▶

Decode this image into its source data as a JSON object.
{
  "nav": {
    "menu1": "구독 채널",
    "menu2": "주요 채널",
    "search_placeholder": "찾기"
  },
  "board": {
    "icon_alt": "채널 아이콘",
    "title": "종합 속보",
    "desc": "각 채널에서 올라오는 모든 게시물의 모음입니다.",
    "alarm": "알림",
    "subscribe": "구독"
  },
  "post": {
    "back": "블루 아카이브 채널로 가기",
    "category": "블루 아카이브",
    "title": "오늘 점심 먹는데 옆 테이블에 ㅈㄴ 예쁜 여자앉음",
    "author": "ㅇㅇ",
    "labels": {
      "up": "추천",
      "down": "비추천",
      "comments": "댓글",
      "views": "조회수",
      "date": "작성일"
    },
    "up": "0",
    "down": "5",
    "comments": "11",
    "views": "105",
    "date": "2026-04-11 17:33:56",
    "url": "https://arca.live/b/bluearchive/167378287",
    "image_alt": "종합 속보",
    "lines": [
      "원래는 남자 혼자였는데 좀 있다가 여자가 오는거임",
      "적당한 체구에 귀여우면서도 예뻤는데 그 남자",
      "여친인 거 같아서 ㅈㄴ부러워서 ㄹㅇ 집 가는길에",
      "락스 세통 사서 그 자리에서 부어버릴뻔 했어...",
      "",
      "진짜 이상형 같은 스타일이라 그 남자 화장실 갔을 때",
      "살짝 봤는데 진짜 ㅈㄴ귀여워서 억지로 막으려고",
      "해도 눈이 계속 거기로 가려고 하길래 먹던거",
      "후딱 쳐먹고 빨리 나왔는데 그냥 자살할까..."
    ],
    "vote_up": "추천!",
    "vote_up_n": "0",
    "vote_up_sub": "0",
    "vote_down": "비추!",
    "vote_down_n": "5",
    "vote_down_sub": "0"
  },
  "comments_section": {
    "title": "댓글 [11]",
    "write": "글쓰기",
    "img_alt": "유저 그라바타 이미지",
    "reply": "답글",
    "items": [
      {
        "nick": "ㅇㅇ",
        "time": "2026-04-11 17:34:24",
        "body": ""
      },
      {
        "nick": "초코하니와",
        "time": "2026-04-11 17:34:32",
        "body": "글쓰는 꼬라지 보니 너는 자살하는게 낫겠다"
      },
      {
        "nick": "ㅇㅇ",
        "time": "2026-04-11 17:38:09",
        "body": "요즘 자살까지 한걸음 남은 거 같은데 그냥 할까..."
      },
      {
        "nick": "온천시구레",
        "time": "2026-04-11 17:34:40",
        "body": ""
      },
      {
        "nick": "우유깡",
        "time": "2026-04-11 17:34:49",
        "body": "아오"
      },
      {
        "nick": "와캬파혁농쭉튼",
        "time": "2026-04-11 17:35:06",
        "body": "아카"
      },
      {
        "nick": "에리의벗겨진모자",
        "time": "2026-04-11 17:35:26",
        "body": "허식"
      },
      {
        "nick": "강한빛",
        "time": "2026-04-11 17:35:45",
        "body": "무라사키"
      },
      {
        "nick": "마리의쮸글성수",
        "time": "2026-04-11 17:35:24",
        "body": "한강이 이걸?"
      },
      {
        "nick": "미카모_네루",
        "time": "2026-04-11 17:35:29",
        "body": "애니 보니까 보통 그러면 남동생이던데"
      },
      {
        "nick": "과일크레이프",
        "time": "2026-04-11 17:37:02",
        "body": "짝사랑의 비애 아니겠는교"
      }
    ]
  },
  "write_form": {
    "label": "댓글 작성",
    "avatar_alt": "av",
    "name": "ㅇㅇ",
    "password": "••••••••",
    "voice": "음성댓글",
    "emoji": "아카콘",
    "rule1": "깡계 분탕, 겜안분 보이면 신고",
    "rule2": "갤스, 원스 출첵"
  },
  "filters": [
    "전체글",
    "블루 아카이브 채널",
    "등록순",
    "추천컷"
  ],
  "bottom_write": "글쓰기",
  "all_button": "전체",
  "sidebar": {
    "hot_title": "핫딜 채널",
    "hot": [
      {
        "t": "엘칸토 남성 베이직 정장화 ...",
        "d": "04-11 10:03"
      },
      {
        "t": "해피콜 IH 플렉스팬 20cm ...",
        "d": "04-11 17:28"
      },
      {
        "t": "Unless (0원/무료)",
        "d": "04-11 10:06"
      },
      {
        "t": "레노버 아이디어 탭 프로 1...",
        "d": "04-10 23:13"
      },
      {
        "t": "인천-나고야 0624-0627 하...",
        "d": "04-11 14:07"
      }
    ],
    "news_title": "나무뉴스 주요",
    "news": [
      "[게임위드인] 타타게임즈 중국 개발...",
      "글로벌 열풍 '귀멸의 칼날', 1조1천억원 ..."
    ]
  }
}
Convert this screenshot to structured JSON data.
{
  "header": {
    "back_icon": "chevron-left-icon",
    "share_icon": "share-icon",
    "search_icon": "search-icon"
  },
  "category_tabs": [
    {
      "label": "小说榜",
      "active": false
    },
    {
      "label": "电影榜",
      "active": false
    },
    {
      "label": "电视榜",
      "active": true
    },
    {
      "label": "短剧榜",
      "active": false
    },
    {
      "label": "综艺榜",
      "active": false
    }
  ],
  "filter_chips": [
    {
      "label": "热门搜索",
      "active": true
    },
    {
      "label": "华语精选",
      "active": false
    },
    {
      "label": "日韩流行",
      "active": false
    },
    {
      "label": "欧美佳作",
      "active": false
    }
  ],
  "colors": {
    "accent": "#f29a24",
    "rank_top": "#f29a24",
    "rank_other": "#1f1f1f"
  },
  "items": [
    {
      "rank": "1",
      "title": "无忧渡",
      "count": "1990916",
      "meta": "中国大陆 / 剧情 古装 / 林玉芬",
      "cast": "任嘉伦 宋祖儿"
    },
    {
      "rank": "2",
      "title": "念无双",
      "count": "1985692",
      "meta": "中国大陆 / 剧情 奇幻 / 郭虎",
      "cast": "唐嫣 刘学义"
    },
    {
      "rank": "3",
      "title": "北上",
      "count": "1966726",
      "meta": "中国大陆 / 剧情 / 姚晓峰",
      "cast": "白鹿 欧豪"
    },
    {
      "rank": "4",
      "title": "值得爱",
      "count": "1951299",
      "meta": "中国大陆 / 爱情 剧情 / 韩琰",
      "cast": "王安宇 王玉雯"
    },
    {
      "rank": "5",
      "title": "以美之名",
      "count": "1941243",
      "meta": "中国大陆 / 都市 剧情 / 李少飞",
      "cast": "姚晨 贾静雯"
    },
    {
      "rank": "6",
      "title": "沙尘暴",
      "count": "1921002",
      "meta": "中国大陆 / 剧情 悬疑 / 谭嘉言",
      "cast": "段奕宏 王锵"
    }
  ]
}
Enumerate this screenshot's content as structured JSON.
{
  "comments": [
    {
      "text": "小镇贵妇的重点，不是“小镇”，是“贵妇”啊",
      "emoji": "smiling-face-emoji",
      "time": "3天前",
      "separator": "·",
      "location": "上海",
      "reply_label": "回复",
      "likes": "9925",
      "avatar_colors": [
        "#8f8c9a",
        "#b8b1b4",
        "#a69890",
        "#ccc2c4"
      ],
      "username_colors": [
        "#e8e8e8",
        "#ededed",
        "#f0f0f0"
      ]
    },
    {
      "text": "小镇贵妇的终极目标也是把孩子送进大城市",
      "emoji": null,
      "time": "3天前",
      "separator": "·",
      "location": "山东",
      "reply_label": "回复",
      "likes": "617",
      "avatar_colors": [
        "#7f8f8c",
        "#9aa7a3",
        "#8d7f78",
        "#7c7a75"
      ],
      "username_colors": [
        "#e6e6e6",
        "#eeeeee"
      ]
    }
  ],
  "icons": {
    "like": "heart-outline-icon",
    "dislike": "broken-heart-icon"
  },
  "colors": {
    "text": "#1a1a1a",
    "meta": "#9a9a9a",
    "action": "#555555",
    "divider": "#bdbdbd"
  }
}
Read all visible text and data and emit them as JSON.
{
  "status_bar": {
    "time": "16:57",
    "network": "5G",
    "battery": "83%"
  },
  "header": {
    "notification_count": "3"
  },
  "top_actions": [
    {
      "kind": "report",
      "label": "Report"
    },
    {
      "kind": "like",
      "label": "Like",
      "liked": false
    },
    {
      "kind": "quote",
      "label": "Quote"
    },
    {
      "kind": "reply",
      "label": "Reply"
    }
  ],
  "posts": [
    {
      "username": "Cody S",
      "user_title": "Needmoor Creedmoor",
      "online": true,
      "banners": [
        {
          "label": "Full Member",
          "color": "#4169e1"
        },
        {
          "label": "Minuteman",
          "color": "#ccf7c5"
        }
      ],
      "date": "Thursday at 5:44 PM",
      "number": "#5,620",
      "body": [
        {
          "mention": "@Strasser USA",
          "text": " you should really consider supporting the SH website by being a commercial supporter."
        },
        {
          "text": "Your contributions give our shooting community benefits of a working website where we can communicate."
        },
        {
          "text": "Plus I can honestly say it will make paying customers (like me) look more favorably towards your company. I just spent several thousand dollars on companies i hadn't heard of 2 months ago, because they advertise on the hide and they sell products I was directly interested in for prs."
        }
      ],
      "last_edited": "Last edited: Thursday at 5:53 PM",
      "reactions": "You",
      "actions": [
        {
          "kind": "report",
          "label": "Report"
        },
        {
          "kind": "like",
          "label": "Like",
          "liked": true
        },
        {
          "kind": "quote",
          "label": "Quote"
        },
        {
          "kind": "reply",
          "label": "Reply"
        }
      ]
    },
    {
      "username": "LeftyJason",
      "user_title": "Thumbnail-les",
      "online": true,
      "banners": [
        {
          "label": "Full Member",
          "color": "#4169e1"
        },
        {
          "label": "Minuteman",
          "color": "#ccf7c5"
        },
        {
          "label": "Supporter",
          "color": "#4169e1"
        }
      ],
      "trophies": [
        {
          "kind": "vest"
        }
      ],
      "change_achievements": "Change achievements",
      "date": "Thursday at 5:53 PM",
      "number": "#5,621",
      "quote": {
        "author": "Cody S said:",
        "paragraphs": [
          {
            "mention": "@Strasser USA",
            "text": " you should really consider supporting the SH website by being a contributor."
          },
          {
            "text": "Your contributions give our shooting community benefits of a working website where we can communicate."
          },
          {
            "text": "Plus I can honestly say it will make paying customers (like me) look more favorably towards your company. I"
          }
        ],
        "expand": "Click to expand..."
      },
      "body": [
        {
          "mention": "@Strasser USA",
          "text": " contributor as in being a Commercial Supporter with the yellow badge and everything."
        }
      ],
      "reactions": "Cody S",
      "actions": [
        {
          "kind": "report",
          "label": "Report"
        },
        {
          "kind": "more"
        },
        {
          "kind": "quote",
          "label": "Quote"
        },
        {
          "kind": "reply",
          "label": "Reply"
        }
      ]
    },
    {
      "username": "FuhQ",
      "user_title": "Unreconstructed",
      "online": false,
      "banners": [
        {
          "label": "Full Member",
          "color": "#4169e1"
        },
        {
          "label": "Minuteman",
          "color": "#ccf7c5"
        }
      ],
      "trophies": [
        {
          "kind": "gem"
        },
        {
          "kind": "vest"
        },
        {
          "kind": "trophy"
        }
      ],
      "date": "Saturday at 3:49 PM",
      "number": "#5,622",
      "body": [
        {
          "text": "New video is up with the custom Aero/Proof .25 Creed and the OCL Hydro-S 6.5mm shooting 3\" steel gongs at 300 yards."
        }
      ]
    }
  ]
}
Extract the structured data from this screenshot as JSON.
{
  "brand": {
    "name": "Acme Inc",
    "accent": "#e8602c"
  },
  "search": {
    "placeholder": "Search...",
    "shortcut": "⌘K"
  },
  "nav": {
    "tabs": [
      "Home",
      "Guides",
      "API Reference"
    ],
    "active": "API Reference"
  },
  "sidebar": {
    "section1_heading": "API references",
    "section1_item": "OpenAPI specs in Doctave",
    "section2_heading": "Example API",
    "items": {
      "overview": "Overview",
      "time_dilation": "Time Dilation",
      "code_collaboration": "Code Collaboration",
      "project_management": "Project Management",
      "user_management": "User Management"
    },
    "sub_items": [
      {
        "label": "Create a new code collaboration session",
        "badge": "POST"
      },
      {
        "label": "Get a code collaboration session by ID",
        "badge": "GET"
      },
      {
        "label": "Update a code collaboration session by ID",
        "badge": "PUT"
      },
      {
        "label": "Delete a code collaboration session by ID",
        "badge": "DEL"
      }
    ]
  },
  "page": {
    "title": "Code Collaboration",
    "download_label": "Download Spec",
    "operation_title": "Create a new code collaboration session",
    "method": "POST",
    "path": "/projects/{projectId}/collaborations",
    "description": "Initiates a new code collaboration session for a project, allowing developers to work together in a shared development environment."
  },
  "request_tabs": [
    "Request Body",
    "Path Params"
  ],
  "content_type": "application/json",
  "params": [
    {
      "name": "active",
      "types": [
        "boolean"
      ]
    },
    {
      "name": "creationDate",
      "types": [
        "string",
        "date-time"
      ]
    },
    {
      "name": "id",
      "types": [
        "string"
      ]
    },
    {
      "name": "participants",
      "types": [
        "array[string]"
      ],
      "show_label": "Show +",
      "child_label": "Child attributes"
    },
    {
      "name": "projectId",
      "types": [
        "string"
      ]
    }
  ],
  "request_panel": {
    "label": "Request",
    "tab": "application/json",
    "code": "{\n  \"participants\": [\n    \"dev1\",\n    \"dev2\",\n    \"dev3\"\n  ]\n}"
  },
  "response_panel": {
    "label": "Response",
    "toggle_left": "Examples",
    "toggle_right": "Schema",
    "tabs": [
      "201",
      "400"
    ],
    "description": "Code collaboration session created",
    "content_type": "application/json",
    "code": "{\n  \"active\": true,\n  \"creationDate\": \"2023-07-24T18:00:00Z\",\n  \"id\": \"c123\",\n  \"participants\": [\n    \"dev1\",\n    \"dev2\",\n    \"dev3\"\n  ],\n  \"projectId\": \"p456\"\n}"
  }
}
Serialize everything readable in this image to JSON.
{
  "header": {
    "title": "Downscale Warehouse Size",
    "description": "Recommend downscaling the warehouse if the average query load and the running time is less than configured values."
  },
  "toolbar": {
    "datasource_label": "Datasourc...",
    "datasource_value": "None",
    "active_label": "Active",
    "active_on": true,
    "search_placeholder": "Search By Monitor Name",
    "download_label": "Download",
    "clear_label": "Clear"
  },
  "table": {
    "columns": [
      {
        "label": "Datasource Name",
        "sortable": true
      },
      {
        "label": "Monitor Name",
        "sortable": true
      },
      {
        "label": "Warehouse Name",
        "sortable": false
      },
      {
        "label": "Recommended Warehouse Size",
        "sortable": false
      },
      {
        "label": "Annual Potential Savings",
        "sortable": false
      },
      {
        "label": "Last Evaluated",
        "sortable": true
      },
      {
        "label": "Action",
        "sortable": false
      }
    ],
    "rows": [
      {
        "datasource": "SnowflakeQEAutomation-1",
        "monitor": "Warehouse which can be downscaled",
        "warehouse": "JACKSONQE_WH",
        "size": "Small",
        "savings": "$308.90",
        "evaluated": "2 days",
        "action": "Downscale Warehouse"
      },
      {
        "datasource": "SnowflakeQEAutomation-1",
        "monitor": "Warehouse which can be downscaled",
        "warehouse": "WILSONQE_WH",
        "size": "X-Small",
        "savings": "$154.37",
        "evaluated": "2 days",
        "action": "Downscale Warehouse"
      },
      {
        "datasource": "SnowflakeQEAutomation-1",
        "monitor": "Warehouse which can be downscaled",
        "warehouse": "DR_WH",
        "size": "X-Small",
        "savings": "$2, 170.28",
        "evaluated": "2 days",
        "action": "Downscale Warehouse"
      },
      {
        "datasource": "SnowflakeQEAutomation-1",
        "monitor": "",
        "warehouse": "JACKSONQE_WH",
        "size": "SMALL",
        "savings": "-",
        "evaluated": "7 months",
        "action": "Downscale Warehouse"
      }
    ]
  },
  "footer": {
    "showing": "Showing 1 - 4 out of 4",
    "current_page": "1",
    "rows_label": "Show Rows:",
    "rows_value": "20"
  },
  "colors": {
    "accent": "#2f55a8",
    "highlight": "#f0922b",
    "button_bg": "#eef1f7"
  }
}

◀

# Do this:
Go through the records above and copy every line with the word "customers".

# Exercise answer:
          "text": "Plus I can honestly say it will make paying customers (like me) look more favorably towards your company. I just spent several thousand dollars on companies i hadn't heard of 2 months ago, because they advertise on the hide and they sell products I was directly interested in for prs."
            "text": "Plus I can honestly say it will make paying customers (like me) look more favorably towards your company. I"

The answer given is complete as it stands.